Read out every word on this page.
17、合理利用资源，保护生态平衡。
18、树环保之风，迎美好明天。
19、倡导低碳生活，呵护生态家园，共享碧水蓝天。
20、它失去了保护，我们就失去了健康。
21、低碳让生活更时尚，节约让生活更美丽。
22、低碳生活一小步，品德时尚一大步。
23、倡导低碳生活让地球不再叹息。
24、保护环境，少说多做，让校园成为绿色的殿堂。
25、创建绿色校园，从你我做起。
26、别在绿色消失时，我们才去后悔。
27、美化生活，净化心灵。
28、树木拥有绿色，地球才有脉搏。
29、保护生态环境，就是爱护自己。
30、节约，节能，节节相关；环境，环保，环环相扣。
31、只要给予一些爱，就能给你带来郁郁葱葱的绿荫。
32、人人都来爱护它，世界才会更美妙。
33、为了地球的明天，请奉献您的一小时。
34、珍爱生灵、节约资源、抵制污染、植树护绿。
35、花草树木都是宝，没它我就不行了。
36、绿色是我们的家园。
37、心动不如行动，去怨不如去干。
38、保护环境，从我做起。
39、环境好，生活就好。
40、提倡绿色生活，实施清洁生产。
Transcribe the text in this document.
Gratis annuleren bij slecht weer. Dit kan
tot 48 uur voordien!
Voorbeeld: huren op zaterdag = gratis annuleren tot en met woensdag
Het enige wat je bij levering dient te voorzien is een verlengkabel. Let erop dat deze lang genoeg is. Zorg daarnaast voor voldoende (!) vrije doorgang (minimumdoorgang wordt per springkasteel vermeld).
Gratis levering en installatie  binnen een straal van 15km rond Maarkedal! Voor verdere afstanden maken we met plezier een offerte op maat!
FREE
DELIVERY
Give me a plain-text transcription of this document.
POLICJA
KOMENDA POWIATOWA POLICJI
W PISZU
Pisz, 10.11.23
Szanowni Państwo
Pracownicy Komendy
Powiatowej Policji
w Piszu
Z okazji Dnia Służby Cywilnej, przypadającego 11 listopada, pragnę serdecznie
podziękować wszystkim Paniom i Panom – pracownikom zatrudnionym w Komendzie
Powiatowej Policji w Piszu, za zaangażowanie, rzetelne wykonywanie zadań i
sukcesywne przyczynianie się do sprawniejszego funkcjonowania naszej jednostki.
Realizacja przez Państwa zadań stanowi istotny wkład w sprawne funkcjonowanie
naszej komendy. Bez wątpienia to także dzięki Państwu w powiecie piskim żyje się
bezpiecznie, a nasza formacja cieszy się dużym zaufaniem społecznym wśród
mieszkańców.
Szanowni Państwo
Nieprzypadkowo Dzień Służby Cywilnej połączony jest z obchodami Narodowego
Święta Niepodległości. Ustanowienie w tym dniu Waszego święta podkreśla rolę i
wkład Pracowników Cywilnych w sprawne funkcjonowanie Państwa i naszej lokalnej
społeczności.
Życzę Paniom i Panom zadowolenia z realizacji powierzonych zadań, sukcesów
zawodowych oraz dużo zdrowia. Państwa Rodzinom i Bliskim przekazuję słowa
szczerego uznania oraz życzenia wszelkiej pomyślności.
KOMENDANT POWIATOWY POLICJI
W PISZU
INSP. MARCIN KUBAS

-*-*-

#### WHAT IS REQUIRED:
Faithfully reproduce all of the records, character for character.

#### EXERCISE SOLUTION:
Read out every word on this page.
17、合理利用资源，保护生态平衡。
18、树环保之风，迎美好明天。
19、倡导低碳生活，呵护生态家园，共享碧水蓝天。
20、它失去了保护，我们就失去了健康。
21、低碳让生活更时尚，节约让生活更美丽。
22、低碳生活一小步，品德时尚一大步。
23、倡导低碳生活让地球不再叹息。
24、保护环境，少说多做，让校园成为绿色的殿堂。
25、创建绿色校园，从你我做起。
26、别在绿色消失时，我们才去后悔。
27、美化生活，净化心灵。
28、树木拥有绿色，地球才有脉搏。
29、保护生态环境，就是爱护自己。
30、节约，节能，节节相关；环境，环保，环环相扣。
31、只要给予一些爱，就能给你带来郁郁葱葱的绿荫。
32、人人都来爱护它，世界才会更美妙。
33、为了地球的明天，请奉献您的一小时。
34、珍爱生灵、节约资源、抵制污染、植树护绿。
35、花草树木都是宝，没它我就不行了。
36、绿色是我们的家园。
37、心动不如行动，去怨不如去干。
38、保护环境，从我做起。
39、环境好，生活就好。
40、提倡绿色生活，实施清洁生产。
Transcribe the text in this document.
Gratis annuleren bij slecht weer. Dit kan
tot 48 uur voordien!
Voorbeeld: huren op zaterdag = gratis annuleren tot en met woensdag
Het enige wat je bij levering dient te voorzien is een verlengkabel. Let erop dat deze lang genoeg is. Zorg daarnaast voor voldoende (!) vrije doorgang (minimumdoorgang wordt per springkasteel vermeld).
Gratis levering en installatie  binnen een straal van 15km rond Maarkedal! Voor verdere afstanden maken we met plezier een offerte op maat!
FREE
DELIVERY
Give me a plain-text transcription of this document.
POLICJA
KOMENDA POWIATOWA POLICJI
W PISZU
Pisz, 10.11.23
Szanowni Państwo
Pracownicy Komendy
Powiatowej Policji
w Piszu
Z okazji Dnia Służby Cywilnej, przypadającego 11 listopada, pragnę serdecznie
podziękować wszystkim Paniom i Panom – pracownikom zatrudnionym w Komendzie
Powiatowej Policji w Piszu, za zaangażowanie, rzetelne wykonywanie zadań i
sukcesywne przyczynianie się do sprawniejszego funkcjonowania naszej jednostki.
Realizacja przez Państwa zadań stanowi istotny wkład w sprawne funkcjonowanie
naszej komendy. Bez wątpienia to także dzięki Państwu w powiecie piskim żyje się
bezpiecznie, a nasza formacja cieszy się dużym zaufaniem społecznym wśród
mieszkańców.
Szanowni Państwo
Nieprzypadkowo Dzień Służby Cywilnej połączony jest z obchodami Narodowego
Święta Niepodległości. Ustanowienie w tym dniu Waszego święta podkreśla rolę i
wkład Pracowników Cywilnych w sprawne funkcjonowanie Państwa i naszej lokalnej
społeczności.
Życzę Paniom i Panom zadowolenia z realizacji powierzonych zadań, sukcesów
zawodowych oraz dużo zdrowia. Państwa Rodzinom i Bliskim przekazuję słowa
szczerego uznania oraz życzenia wszelkiej pomyślności.
KOMENDANT POWIATOWY POLICJI
W PISZU
INSP. MARCIN KUBAS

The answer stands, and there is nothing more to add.